### Extracted material
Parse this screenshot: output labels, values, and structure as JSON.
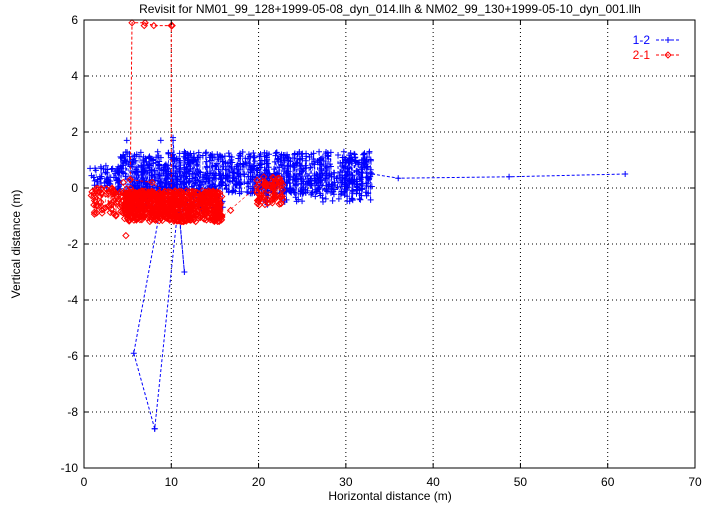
{
  "chart_data": {
    "type": "scatter",
    "title": "Revisit for NM01_99_128+1999-05-08_dyn_014.llh & NM02_99_130+1999-05-10_dyn_001.llh",
    "xlabel": "Horizontal distance (m)",
    "ylabel": "Vertical distance (m)",
    "xlim": [
      0,
      70
    ],
    "ylim": [
      -10,
      6
    ],
    "xticks": [
      0,
      10,
      20,
      30,
      40,
      50,
      60,
      70
    ],
    "yticks": [
      -10,
      -8,
      -6,
      -4,
      -2,
      0,
      2,
      4,
      6
    ],
    "grid": true,
    "legend_position": "top-right",
    "series": [
      {
        "name": "1-2",
        "color": "#0000ff",
        "marker": "plus",
        "line": "dashed",
        "outline": [
          [
            8.1,
            -8.6
          ],
          [
            5.7,
            -5.9
          ],
          [
            9.3,
            0.2
          ],
          [
            10.2,
            1.2
          ],
          [
            10.2,
            1.7
          ],
          [
            11.5,
            -3.0
          ],
          [
            10.8,
            -0.6
          ],
          [
            8.1,
            -8.6
          ]
        ],
        "clusters": [
          {
            "xrange": [
              0.8,
              3.5
            ],
            "yrange": [
              0.0,
              0.8
            ],
            "count": 40
          },
          {
            "xrange": [
              3.5,
              33.0
            ],
            "yrange": [
              -0.2,
              1.3
            ],
            "count": 900
          },
          {
            "xrange": [
              6.0,
              16.0
            ],
            "yrange": [
              -0.8,
              0.4
            ],
            "count": 120
          },
          {
            "xrange": [
              20.0,
              33.0
            ],
            "yrange": [
              -0.5,
              0.2
            ],
            "count": 80
          }
        ],
        "extra_points": [
          [
            0.7,
            0.7
          ],
          [
            1.2,
            0.1
          ],
          [
            4.9,
            1.7
          ],
          [
            8.8,
            1.7
          ],
          [
            10.2,
            1.8
          ],
          [
            9.7,
            -0.2
          ],
          [
            32.7,
            1.3
          ],
          [
            21.0,
            -0.6
          ],
          [
            23.0,
            -0.5
          ],
          [
            26.5,
            -0.3
          ],
          [
            33.0,
            0.5
          ],
          [
            36.0,
            0.35
          ],
          [
            48.7,
            0.4
          ],
          [
            62.0,
            0.5
          ]
        ],
        "trail": [
          [
            33.0,
            0.5
          ],
          [
            36.0,
            0.35
          ],
          [
            48.7,
            0.4
          ],
          [
            62.0,
            0.5
          ]
        ]
      },
      {
        "name": "2-1",
        "color": "#ff0000",
        "marker": "diamond",
        "line": "dashed",
        "outline": [
          [
            5.3,
            0.3
          ],
          [
            5.5,
            5.9
          ],
          [
            7.0,
            5.9
          ],
          [
            8.0,
            5.8
          ],
          [
            10.0,
            5.8
          ],
          [
            10.0,
            -0.3
          ],
          [
            7.8,
            0.2
          ],
          [
            5.3,
            0.3
          ]
        ],
        "clusters": [
          {
            "xrange": [
              0.8,
              5.5
            ],
            "yrange": [
              -1.0,
              0.0
            ],
            "count": 90
          },
          {
            "xrange": [
              4.5,
              15.8
            ],
            "yrange": [
              -1.2,
              -0.1
            ],
            "count": 700
          },
          {
            "xrange": [
              19.8,
              22.8
            ],
            "yrange": [
              -0.6,
              0.4
            ],
            "count": 70
          }
        ],
        "extra_points": [
          [
            4.8,
            -1.7
          ],
          [
            4.5,
            0.2
          ],
          [
            6.9,
            5.8
          ],
          [
            10.1,
            5.8
          ],
          [
            16.8,
            -0.8
          ],
          [
            22.5,
            0.1
          ]
        ],
        "trail": []
      }
    ]
  }
}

### What to produce
Look through the entries above and list every line containing "count".

### The answer
            "count": 40
            "count": 900
            "count": 120
            "count": 80
            "count": 90
            "count": 700
            "count": 70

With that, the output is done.